Extracted data entries:
----------
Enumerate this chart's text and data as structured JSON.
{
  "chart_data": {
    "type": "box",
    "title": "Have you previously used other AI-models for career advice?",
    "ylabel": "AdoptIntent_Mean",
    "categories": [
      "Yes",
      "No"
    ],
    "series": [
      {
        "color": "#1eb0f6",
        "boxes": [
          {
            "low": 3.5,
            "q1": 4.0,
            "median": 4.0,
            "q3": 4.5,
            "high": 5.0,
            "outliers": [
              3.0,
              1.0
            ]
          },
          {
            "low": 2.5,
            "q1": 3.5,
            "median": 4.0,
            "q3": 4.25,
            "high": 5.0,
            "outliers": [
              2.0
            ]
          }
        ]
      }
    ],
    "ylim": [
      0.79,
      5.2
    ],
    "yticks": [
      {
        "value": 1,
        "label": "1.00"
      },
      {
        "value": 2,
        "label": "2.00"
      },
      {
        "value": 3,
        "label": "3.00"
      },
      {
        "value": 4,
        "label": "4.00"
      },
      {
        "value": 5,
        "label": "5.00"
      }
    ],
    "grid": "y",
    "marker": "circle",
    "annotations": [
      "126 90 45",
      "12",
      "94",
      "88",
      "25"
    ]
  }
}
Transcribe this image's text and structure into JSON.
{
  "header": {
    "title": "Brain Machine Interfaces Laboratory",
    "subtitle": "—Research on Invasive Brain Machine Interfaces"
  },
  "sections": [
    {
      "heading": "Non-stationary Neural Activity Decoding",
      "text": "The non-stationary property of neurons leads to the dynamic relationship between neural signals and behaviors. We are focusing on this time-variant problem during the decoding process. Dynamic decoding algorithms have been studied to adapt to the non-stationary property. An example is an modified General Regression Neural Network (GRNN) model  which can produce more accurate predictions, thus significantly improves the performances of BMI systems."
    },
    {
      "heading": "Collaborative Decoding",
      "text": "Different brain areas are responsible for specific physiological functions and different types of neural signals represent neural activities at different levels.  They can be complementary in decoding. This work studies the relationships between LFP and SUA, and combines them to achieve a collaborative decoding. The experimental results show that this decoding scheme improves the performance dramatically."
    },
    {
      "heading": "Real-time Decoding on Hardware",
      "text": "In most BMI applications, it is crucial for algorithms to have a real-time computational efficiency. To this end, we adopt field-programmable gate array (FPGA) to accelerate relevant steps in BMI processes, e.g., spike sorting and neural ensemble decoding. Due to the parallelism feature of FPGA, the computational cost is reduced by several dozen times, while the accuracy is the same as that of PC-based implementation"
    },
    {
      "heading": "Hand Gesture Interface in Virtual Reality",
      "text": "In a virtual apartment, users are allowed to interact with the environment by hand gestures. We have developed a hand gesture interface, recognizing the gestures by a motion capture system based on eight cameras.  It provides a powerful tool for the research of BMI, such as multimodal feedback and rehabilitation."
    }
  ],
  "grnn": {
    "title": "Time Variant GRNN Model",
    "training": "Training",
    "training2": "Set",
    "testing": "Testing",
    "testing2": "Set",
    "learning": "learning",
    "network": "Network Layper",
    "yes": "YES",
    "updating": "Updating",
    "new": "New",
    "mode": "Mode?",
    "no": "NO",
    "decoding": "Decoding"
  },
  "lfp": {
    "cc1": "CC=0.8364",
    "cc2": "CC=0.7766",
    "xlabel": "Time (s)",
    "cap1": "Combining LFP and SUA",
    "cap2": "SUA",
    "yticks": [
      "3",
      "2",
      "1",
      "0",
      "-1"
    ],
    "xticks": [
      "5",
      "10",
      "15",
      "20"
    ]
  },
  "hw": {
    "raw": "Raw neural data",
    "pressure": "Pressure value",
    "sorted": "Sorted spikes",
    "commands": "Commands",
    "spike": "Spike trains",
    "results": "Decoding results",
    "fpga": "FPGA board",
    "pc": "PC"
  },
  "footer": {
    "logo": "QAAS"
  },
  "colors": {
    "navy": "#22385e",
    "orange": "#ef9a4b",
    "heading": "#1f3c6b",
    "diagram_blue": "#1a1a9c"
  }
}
----------
WHAT YOU HAVE TO DO = Of the lines in the entries, how many include the word "JSON"? State only the number.

TASK RESULT = 2